[EXTRAIT DU DOCUMENT]
Mis à jour 31/12/2014 à 13:52 GMT+1

Renaud Lavillenie a accordé un entretien exclusif à Eurosport.fr, à l'occasion de son double titre de Sportif de l'année 2014, français et international. Le perchiste clermontois est notamment revenu sur son record du monde. A Donetsk. Chez Bubka. Et devant lui. Un signe, peut-être...

2014 Donetsk Renaud Lavillenie

Crédit: AFP

Renaud Lavillenie, 2014 aura été une année de rêve pour vous…
R.L. : Elle a été très bonne oui. Je n'ai pas à me plaindre. Elle a commencé sur les chapeaux de roue, avec des choses presque inattendues, parce que le record du monde n'était pas forcément attendu pour l'hiver 2014. Après, ça s'est enchainé avec une série de victoires et le titre de champion d'Europe. Je ne pouvais pas rêver mieux. On va essayer de faire encore mieux en 2015. Je mets la barre haut. Ce sera intéressant.
Il y a deux ans, nous avions publié sur Eurosport un classement des 20 records inaccessibles en athlétisme. 19 tiennent encore debout. Seul celui de la perche a changé de propriétaire. Est-ce que, d'une certaine manière, même pour vous, c'est une surprise d'avoir battu ce record ?
R.L. : C'est certain que, parmi les records que l'on disait inaccessibles, celui de Bubka était très haut dans la hiérarchie. Même moi, jusqu'à l'année dernière, j'étais incapable de dire que le record allait tomber si vite. Mais c'est aussi la beauté du sport. On ne peut pas tout prévoir, dans un sens comme dans l'autre. C'est ce qui a fait qu'il y a eu un effet un peu surréaliste quand le record est tombé, en plus chez Bubka, à Donetsk. Ça a renforcé le côté mythique de la chose. C'est juste hallucinant, oui.

[TRAVAIL À FAIRE]
A. Relevez toutes les réussites de l'année 2014 de Renaud Lavillenie mentionnées dans l'entretien.
B. Prolongez l'entretien avec Renaud Lavillenie après sa dernière réponse.
Les données proviennent d'une source distincte de l'entretien.

[EXTRAITS DE DONNÉES]

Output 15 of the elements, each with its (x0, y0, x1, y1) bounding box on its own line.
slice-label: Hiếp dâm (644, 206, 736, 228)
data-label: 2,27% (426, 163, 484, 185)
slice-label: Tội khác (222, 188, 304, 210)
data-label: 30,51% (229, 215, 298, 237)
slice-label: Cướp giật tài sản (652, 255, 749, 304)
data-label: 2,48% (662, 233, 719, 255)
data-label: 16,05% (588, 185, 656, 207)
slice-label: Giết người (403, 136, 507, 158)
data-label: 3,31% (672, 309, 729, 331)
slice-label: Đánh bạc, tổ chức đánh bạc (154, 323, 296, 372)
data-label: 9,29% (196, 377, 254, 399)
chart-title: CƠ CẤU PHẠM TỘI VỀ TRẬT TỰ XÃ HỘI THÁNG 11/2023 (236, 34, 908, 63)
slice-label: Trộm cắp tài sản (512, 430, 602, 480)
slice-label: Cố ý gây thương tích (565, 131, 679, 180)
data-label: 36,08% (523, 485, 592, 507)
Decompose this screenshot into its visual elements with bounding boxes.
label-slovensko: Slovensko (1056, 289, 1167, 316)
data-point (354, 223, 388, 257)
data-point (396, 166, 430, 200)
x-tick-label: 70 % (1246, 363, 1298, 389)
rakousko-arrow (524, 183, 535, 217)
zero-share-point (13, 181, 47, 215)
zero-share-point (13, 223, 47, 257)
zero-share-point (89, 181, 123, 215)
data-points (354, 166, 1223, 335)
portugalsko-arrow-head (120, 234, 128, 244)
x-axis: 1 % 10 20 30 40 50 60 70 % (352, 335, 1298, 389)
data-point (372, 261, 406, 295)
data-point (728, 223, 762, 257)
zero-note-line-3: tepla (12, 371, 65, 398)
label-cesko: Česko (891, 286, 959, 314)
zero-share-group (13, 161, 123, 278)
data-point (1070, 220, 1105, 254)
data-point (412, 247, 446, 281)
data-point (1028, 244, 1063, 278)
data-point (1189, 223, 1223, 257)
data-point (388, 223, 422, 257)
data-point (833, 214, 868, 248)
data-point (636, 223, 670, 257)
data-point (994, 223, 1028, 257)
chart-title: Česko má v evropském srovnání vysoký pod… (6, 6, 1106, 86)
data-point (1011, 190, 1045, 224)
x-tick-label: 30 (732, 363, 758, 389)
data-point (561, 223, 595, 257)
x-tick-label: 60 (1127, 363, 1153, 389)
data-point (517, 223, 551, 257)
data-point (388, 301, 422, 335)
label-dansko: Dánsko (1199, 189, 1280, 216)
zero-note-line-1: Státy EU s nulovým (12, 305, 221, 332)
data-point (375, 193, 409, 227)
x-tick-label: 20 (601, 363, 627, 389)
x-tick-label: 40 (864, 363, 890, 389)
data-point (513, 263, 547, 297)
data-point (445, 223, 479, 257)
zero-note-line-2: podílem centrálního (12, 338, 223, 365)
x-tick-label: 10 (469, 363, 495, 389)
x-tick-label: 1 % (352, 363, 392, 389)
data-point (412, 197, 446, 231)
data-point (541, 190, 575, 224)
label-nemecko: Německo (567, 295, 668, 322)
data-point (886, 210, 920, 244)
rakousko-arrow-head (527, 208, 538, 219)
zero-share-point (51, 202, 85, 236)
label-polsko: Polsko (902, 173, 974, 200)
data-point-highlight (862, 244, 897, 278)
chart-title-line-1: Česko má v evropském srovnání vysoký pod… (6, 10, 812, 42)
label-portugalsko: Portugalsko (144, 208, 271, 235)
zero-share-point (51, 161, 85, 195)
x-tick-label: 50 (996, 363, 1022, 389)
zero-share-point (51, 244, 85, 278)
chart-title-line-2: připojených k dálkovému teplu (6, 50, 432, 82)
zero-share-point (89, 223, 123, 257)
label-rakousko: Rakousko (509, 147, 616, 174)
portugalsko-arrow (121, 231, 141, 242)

[RÉPONSES]
A.
- Le titre de Sportif de l'année 2014 français
- Le titre de Sportif de l'année 2014 international
- Le record du monde, battu à Donetsk
- Une série de victoires
- Le titre de champion d'Europe

B.
Battre le record du monde de Serguei Bubka chez lui, à Donetsk, et en prime en sa présence, c'est presque un scénario trop parfait pour être vrai. Avec le recul, vous dites-vous que, finalement, ça devait se passer ce jour-là, à cet endroit ?
R.L. : Je n'ai pas tendance à croire au destin ou à des signes comme ça. Mais c'est vrai, quand on regarde, tout était peut-être réuni pour que ça arrive ce jour-là. Bon, après, il fallait que je fasse le travail, et ce n'était pas le plus facile. Mais oui, tous les éléments extérieurs étaient réunis. Peut-être que ça a joué un peu dans la balance. C'est comme si, moi, j'organisais un meeting à Clermont et qu'un mec venait battre le record devant moi.
Ce sont les grands championnats, les titres qui structurent une carrière et permettent de fixer des objectifs. Mais ce record, l'aviez-vous quand même dans un coin de la tête. Ou était-ce quelque chose d'inaccessible ?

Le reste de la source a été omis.